Provided entries:
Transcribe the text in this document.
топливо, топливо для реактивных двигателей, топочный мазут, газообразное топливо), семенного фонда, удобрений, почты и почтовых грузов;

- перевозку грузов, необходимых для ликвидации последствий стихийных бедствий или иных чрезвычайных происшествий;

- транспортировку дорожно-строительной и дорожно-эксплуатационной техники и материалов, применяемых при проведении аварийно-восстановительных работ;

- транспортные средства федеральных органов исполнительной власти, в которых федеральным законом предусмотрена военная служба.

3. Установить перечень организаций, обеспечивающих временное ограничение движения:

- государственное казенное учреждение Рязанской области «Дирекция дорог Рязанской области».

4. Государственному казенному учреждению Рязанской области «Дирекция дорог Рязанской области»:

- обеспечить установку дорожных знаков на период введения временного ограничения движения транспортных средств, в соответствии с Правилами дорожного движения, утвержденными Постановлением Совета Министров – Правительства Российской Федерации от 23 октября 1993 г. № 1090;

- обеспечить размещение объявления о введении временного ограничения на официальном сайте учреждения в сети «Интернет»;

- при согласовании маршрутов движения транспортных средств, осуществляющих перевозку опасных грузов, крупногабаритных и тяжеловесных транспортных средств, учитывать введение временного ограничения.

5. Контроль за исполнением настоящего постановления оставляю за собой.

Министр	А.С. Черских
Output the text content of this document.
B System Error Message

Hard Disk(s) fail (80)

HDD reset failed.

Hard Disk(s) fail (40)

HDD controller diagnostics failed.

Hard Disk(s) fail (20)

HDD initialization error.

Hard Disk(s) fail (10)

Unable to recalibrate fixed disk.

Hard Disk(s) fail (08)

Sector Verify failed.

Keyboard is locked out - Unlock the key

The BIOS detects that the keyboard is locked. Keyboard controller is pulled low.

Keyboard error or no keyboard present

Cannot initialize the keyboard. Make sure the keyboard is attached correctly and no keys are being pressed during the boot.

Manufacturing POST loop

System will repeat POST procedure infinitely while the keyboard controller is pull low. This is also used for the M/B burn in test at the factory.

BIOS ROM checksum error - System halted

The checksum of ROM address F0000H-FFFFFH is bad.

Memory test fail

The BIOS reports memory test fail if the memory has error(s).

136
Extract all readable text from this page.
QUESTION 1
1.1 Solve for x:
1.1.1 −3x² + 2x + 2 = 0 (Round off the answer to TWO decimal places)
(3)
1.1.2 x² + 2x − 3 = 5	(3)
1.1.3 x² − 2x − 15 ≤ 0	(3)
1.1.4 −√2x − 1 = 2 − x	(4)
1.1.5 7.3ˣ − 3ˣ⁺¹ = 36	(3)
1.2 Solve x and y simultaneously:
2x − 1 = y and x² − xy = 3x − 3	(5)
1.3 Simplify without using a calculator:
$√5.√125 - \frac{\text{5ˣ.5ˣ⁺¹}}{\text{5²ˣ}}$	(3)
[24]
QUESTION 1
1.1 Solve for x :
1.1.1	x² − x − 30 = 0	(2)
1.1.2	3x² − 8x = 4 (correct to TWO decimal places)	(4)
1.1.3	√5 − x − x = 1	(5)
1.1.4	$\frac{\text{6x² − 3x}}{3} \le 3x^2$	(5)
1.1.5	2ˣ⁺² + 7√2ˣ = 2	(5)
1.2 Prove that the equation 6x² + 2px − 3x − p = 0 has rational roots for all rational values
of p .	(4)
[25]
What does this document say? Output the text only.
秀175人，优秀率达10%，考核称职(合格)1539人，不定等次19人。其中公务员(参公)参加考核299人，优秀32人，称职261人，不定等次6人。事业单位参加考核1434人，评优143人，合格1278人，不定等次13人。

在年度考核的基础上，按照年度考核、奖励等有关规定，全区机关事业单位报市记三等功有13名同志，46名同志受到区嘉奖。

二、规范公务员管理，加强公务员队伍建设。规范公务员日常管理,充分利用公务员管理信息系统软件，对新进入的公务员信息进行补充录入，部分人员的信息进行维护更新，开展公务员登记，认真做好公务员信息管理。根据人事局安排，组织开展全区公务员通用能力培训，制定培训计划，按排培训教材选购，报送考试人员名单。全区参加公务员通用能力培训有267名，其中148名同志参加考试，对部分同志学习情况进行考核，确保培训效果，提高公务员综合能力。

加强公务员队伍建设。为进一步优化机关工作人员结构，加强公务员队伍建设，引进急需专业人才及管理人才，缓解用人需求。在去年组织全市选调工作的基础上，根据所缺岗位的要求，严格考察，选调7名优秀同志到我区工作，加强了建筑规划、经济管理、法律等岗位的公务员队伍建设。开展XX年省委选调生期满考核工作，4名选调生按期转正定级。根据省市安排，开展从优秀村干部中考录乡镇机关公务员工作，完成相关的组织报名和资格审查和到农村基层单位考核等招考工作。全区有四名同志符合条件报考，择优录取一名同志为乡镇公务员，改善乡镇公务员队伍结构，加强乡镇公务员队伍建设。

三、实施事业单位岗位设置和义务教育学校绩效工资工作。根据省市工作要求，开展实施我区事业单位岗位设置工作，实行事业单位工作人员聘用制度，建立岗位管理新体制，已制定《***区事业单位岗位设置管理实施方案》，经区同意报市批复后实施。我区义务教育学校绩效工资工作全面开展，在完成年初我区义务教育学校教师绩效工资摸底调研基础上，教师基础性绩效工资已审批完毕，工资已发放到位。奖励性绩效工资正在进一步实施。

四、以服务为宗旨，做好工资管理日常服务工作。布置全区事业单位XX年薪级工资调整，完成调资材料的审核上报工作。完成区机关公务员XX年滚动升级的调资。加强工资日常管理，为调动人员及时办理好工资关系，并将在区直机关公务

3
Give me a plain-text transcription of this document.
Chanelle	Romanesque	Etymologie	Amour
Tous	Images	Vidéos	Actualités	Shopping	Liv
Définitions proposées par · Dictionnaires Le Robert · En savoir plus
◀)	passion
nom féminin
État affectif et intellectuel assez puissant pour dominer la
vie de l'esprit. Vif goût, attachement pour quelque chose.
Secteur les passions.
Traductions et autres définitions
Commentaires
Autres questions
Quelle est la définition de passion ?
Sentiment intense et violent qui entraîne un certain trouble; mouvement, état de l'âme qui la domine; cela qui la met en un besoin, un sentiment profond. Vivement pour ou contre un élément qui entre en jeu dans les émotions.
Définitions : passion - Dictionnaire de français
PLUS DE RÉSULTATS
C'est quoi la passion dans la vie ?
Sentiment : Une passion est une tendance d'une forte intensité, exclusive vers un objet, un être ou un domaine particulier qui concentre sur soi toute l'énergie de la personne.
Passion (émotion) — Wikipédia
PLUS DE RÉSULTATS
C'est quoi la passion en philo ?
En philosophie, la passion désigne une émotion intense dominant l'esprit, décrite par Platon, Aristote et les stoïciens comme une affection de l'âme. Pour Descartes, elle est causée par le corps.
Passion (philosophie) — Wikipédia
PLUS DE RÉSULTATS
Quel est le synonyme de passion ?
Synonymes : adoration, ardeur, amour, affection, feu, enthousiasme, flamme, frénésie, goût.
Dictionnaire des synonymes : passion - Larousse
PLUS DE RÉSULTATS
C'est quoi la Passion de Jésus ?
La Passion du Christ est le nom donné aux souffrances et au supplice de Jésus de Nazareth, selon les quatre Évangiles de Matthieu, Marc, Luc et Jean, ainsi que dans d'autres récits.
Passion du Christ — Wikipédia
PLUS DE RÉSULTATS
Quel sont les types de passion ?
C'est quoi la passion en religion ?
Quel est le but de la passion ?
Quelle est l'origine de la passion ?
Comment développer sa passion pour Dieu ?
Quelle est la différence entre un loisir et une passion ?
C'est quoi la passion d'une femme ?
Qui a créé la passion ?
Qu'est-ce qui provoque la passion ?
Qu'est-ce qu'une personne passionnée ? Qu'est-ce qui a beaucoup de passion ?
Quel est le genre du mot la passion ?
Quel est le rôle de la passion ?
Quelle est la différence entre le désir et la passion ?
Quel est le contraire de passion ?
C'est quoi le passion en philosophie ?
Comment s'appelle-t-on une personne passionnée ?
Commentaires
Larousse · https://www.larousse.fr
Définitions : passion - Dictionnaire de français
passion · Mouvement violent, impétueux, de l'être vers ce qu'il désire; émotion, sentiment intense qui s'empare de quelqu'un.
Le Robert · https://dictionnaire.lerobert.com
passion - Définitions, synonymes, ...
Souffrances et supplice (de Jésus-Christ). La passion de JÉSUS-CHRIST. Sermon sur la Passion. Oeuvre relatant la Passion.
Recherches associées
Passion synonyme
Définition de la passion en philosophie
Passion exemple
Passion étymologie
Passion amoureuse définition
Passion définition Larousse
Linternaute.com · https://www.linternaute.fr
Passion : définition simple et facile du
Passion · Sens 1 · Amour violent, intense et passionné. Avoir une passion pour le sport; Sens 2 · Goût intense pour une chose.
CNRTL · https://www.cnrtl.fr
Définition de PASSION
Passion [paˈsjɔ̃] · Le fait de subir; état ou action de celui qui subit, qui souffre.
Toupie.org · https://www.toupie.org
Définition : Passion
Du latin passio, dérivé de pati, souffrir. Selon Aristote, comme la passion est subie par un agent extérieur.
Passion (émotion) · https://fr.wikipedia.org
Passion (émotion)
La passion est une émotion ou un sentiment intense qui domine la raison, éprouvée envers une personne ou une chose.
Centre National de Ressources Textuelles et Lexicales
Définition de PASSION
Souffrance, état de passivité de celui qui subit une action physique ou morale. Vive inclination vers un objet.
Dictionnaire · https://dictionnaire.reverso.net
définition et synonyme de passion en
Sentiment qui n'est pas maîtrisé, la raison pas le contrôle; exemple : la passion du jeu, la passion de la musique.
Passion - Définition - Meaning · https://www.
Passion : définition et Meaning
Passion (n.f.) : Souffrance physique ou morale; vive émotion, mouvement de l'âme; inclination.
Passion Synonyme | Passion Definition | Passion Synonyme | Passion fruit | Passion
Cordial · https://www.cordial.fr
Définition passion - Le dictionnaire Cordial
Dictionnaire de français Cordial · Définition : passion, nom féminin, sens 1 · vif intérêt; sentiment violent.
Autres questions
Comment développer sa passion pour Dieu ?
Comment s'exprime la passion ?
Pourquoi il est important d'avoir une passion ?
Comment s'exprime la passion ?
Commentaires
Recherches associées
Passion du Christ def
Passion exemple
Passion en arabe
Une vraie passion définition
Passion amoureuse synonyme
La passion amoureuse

Short exercise:
Write down every line of the data above that includes the string "raison".

Written response:
La passion est une émotion ou un sentiment intense qui domine la raison, éprouvée envers une personne ou une chose.
Sentiment qui n'est pas maîtrisé, la raison pas le contrôle; exemple : la passion du jeu, la passion de la musique.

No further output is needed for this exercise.